-- begin --

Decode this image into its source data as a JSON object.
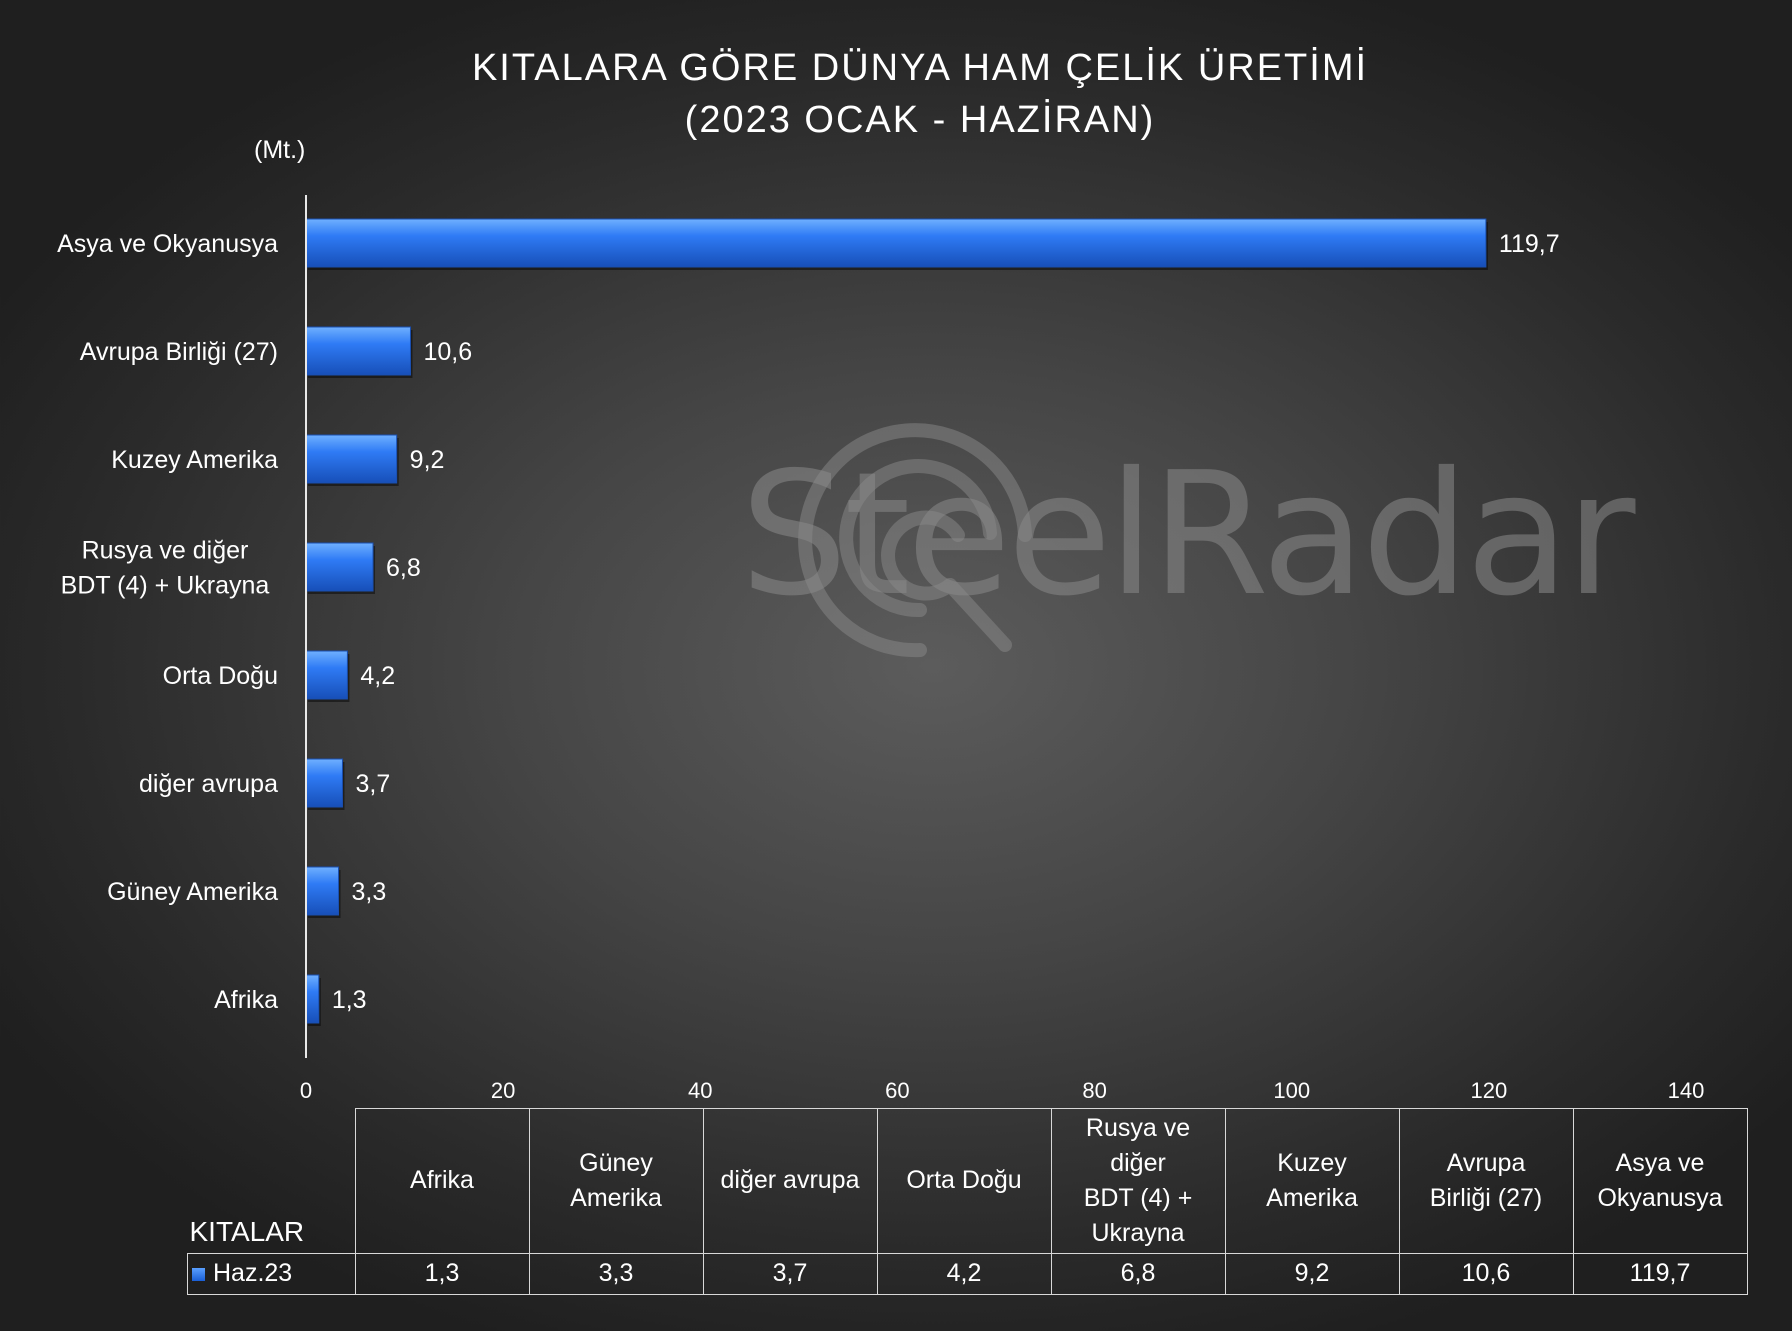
{
  "title_line1": "KITALARA GÖRE DÜNYA HAM ÇELİK ÜRETİMİ",
  "title_line2": "(2023 OCAK - HAZİRAN)",
  "unit_label": "(Mt.)",
  "watermark": "SteelRadar",
  "chart_data": {
    "type": "bar",
    "orientation": "horizontal",
    "title": "KITALARA GÖRE DÜNYA HAM ÇELİK ÜRETİMİ (2023 OCAK - HAZİRAN)",
    "ylabel": "(Mt.)",
    "categories": [
      "Asya ve Okyanusya",
      "Avrupa Birliği (27)",
      "Kuzey Amerika",
      "Rusya ve diğer BDT (4) + Ukrayna",
      "Orta Doğu",
      "diğer avrupa",
      "Güney Amerika",
      "Afrika"
    ],
    "category_lines": [
      [
        "Asya ve Okyanusya"
      ],
      [
        "Avrupa Birliği (27)"
      ],
      [
        "Kuzey Amerika"
      ],
      [
        "Rusya ve diğer",
        "BDT (4) + Ukrayna"
      ],
      [
        "Orta Doğu"
      ],
      [
        "diğer avrupa"
      ],
      [
        "Güney Amerika"
      ],
      [
        "Afrika"
      ]
    ],
    "series": [
      {
        "name": "Haz.23",
        "values": [
          119.7,
          10.6,
          9.2,
          6.8,
          4.2,
          3.7,
          3.3,
          1.3
        ],
        "labels": [
          "119,7",
          "10,6",
          "9,2",
          "6,8",
          "4,2",
          "3,7",
          "3,3",
          "1,3"
        ]
      }
    ],
    "xlim": [
      0,
      140
    ],
    "xticks": [
      "0",
      "20",
      "40",
      "60",
      "80",
      "100",
      "120",
      "140"
    ],
    "grid": false,
    "bar_color": "#2f7bf5"
  },
  "table": {
    "corner_label": "KITALAR",
    "series_label": "Haz.23",
    "columns": [
      [
        "Afrika"
      ],
      [
        "Güney",
        "Amerika"
      ],
      [
        "diğer avrupa"
      ],
      [
        "Orta Doğu"
      ],
      [
        "Rusya ve",
        "diğer",
        "BDT (4) +",
        "Ukrayna"
      ],
      [
        "Kuzey",
        "Amerika"
      ],
      [
        "Avrupa",
        "Birliği (27)"
      ],
      [
        "Asya ve",
        "Okyanusya"
      ]
    ],
    "values": [
      "1,3",
      "3,3",
      "3,7",
      "4,2",
      "6,8",
      "9,2",
      "10,6",
      "119,7"
    ]
  }
}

-- end --

#### [What the task requires]
A faithful copy of the records above is needed, with the pictures left out.

#### [The solution]
Decode this image into its source data as a JSON object.
{
  "title_line1": "KITALARA GÖRE DÜNYA HAM ÇELİK ÜRETİMİ",
  "title_line2": "(2023 OCAK - HAZİRAN)",
  "unit_label": "(Mt.)",
  "watermark": "SteelRadar",
  "chart_data": {
    "type": "bar",
    "orientation": "horizontal",
    "title": "KITALARA GÖRE DÜNYA HAM ÇELİK ÜRETİMİ (2023 OCAK - HAZİRAN)",
    "ylabel": "(Mt.)",
    "categories": [
      "Asya ve Okyanusya",
      "Avrupa Birliği (27)",
      "Kuzey Amerika",
      "Rusya ve diğer BDT (4) + Ukrayna",
      "Orta Doğu",
      "diğer avrupa",
      "Güney Amerika",
      "Afrika"
    ],
    "category_lines": [
      [
        "Asya ve Okyanusya"
      ],
      [
        "Avrupa Birliği (27)"
      ],
      [
        "Kuzey Amerika"
      ],
      [
        "Rusya ve diğer",
        "BDT (4) + Ukrayna"
      ],
      [
        "Orta Doğu"
      ],
      [
        "diğer avrupa"
      ],
      [
        "Güney Amerika"
      ],
      [
        "Afrika"
      ]
    ],
    "series": [
      {
        "name": "Haz.23",
        "values": [
          119.7,
          10.6,
          9.2,
          6.8,
          4.2,
          3.7,
          3.3,
          1.3
        ],
        "labels": [
          "119,7",
          "10,6",
          "9,2",
          "6,8",
          "4,2",
          "3,7",
          "3,3",
          "1,3"
        ]
      }
    ],
    "xlim": [
      0,
      140
    ],
    "xticks": [
      "0",
      "20",
      "40",
      "60",
      "80",
      "100",
      "120",
      "140"
    ],
    "grid": false,
    "bar_color": "#2f7bf5"
  },
  "table": {
    "corner_label": "KITALAR",
    "series_label": "Haz.23",
    "columns": [
      [
        "Afrika"
      ],
      [
        "Güney",
        "Amerika"
      ],
      [
        "diğer avrupa"
      ],
      [
        "Orta Doğu"
      ],
      [
        "Rusya ve",
        "diğer",
        "BDT (4) +",
        "Ukrayna"
      ],
      [
        "Kuzey",
        "Amerika"
      ],
      [
        "Avrupa",
        "Birliği (27)"
      ],
      [
        "Asya ve",
        "Okyanusya"
      ]
    ],
    "values": [
      "1,3",
      "3,3",
      "3,7",
      "4,2",
      "6,8",
      "9,2",
      "10,6",
      "119,7"
    ]
  }
}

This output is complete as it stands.